Thanks for the prompt Kate.

Friday, December 10, 2010

{birth - part II}

 Tenderness
Tenderness
Acrylics on canvas
12 x 12 inch

On the other hand, some paintings struggle from the moment of their conception, colours bashing up against each other, fighting their way into existence.

But they all seem to get there in the end.  There are so many life lessons to be learned from painting.

Have a lovely weekend peeps.  Watcha up to?

Thursday, December 9, 2010

{quick follow me}

down the garden path

Down The Garden Path

into the kitchen where Ms L is making the sandwiches

Preparation

and the pavlova is waiting in the fridge

Raspberry and Dark Chocolate Pavlova

have a look at the finished commission piece 
(which the buyer absolutely loved by the way)

CurlyPops and Ms L
 Asleep in the Tall City
Acrylics on canvas
36 x 60 inch
(the fabulous CurlyPops and divine Ms L with the painting)

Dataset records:
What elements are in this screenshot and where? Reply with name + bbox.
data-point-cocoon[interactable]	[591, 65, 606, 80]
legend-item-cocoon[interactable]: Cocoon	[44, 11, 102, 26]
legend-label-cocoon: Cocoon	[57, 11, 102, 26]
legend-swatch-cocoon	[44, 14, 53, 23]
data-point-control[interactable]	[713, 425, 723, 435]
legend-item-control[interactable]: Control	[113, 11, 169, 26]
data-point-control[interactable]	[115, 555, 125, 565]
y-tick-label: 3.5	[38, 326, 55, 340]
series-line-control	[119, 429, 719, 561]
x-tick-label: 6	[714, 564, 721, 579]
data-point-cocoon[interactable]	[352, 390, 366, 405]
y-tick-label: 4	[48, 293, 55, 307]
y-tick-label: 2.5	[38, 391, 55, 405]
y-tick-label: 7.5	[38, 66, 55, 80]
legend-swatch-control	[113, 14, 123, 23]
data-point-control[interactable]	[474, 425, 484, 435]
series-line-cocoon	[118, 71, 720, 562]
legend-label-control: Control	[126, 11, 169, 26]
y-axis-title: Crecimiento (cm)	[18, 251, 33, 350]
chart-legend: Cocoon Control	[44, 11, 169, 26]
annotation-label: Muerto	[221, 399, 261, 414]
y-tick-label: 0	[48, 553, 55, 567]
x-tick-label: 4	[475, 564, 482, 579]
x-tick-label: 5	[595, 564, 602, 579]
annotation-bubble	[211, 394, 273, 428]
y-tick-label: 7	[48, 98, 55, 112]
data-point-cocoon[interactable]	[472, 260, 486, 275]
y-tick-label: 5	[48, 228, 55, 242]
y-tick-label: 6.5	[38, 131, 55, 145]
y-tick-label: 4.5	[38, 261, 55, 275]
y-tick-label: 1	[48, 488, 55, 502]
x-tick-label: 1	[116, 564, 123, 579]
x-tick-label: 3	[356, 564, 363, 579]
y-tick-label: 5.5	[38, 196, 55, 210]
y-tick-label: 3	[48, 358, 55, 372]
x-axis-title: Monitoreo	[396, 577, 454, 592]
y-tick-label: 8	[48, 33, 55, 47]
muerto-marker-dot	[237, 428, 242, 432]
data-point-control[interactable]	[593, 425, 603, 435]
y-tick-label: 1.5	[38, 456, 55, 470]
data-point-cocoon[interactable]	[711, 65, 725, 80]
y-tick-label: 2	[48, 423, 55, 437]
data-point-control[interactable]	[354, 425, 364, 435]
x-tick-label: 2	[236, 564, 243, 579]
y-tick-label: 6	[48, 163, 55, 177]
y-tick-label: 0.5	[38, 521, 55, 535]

REQUIREMENT: In the painting blog excerpt above, what flavor is the pavlova that waits in the fridge?

YOUR SOLUTION: Raspberry and dark chocolate.